◆ Set exercise: Note each line where "Intervensjon" appears, and copy it.

== Data rows

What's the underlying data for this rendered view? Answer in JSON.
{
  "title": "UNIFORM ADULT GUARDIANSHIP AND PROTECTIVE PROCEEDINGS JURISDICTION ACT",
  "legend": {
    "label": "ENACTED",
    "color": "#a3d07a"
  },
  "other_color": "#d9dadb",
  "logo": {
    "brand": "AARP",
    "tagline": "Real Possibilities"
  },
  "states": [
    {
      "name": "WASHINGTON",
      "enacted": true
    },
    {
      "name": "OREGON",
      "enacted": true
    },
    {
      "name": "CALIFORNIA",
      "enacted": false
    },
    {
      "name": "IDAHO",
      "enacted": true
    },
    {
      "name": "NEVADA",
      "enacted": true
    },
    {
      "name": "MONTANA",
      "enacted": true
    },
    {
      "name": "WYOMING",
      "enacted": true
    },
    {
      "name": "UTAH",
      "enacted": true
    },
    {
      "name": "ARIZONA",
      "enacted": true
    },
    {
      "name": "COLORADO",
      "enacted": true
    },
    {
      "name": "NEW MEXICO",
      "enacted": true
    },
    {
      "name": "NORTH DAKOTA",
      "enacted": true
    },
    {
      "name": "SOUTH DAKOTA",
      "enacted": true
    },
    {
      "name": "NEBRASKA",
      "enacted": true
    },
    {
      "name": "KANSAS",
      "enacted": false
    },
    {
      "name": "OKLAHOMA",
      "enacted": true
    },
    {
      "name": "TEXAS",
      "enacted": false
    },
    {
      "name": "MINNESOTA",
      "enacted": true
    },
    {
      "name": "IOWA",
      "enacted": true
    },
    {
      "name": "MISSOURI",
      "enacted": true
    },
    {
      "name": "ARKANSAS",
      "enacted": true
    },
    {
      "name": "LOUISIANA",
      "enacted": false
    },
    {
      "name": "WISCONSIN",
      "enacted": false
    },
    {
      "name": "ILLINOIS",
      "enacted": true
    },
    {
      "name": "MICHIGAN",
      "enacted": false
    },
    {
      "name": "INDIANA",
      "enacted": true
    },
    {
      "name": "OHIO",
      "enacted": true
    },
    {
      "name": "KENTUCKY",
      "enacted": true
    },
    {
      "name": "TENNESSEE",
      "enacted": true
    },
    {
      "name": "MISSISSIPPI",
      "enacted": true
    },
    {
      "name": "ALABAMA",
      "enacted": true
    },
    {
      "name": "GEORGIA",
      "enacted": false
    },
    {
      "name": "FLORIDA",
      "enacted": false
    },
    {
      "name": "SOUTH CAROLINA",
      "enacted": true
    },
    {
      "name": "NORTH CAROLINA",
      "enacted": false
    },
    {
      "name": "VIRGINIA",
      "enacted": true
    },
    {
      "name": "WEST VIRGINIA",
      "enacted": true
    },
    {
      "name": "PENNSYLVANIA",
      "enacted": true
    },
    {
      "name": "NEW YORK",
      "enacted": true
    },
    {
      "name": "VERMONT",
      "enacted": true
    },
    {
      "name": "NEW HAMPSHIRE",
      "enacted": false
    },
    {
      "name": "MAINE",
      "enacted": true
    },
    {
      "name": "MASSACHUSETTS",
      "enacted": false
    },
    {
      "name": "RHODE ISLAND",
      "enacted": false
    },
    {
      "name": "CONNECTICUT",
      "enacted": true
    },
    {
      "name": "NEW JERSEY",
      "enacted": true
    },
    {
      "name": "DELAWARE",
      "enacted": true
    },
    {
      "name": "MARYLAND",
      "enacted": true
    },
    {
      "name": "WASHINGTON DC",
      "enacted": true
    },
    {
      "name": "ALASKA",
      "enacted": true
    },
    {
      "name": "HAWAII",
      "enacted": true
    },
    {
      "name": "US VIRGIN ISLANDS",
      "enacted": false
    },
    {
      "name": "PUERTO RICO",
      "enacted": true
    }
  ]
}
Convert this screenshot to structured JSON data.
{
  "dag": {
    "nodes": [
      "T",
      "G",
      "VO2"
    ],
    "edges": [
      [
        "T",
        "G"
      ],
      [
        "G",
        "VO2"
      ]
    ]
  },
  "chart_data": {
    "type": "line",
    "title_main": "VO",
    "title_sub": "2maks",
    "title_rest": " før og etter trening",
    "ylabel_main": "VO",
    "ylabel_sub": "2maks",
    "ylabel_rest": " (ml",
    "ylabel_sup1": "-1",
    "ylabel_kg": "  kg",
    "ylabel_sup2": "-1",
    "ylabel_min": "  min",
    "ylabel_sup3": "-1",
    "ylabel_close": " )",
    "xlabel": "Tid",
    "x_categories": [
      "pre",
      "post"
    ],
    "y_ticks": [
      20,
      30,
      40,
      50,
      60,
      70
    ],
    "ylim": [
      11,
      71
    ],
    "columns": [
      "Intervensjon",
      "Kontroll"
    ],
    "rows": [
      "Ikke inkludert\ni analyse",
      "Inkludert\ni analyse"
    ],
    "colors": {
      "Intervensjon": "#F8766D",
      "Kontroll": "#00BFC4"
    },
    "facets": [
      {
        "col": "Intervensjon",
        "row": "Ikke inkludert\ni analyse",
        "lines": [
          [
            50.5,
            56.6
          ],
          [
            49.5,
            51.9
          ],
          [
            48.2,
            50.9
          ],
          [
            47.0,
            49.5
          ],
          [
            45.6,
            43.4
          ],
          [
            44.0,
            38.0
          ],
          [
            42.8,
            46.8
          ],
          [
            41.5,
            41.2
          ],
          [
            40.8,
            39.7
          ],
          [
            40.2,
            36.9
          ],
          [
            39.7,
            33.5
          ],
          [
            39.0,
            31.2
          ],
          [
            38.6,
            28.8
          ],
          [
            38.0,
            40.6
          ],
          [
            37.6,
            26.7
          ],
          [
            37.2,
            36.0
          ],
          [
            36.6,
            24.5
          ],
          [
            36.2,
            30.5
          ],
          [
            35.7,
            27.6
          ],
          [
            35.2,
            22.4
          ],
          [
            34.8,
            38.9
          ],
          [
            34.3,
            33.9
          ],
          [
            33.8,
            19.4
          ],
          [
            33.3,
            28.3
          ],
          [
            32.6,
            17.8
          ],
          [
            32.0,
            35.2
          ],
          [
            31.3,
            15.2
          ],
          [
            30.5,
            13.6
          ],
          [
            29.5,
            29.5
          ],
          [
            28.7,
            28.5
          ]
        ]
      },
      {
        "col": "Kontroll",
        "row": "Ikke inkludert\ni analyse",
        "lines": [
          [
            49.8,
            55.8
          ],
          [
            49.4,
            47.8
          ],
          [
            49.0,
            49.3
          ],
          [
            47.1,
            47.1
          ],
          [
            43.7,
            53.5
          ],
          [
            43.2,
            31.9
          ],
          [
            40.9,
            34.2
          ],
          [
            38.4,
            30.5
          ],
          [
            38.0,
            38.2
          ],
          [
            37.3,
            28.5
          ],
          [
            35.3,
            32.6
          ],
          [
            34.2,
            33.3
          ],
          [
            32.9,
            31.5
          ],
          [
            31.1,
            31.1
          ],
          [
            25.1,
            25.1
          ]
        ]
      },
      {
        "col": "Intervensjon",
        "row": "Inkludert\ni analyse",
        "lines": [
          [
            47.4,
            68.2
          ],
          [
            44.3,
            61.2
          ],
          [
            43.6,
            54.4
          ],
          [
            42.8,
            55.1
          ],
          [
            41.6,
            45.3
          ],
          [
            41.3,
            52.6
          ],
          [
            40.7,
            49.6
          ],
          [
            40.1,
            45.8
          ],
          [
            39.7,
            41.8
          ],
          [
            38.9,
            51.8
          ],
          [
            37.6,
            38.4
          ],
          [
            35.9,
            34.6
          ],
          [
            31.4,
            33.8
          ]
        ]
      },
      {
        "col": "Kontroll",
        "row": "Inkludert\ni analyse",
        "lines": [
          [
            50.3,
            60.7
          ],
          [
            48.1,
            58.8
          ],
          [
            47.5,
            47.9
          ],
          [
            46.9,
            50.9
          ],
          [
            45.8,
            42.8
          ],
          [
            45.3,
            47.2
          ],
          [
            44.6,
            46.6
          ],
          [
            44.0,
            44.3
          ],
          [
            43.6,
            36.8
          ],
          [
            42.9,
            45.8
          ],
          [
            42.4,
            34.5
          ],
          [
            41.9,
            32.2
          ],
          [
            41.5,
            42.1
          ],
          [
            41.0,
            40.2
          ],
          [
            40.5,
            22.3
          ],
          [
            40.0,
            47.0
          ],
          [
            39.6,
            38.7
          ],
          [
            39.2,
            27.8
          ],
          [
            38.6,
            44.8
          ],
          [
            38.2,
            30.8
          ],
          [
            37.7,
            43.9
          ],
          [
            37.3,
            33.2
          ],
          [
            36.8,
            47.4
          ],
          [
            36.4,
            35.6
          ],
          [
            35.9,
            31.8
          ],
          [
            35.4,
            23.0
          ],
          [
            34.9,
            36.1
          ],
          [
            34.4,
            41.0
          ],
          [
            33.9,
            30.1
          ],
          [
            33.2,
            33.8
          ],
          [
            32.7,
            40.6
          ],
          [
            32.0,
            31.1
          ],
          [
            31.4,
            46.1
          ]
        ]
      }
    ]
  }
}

====

◆ Answer to the task:
      "Intervensjon",
      "Intervensjon": "#F8766D",
        "col": "Intervensjon",
        "col": "Intervensjon",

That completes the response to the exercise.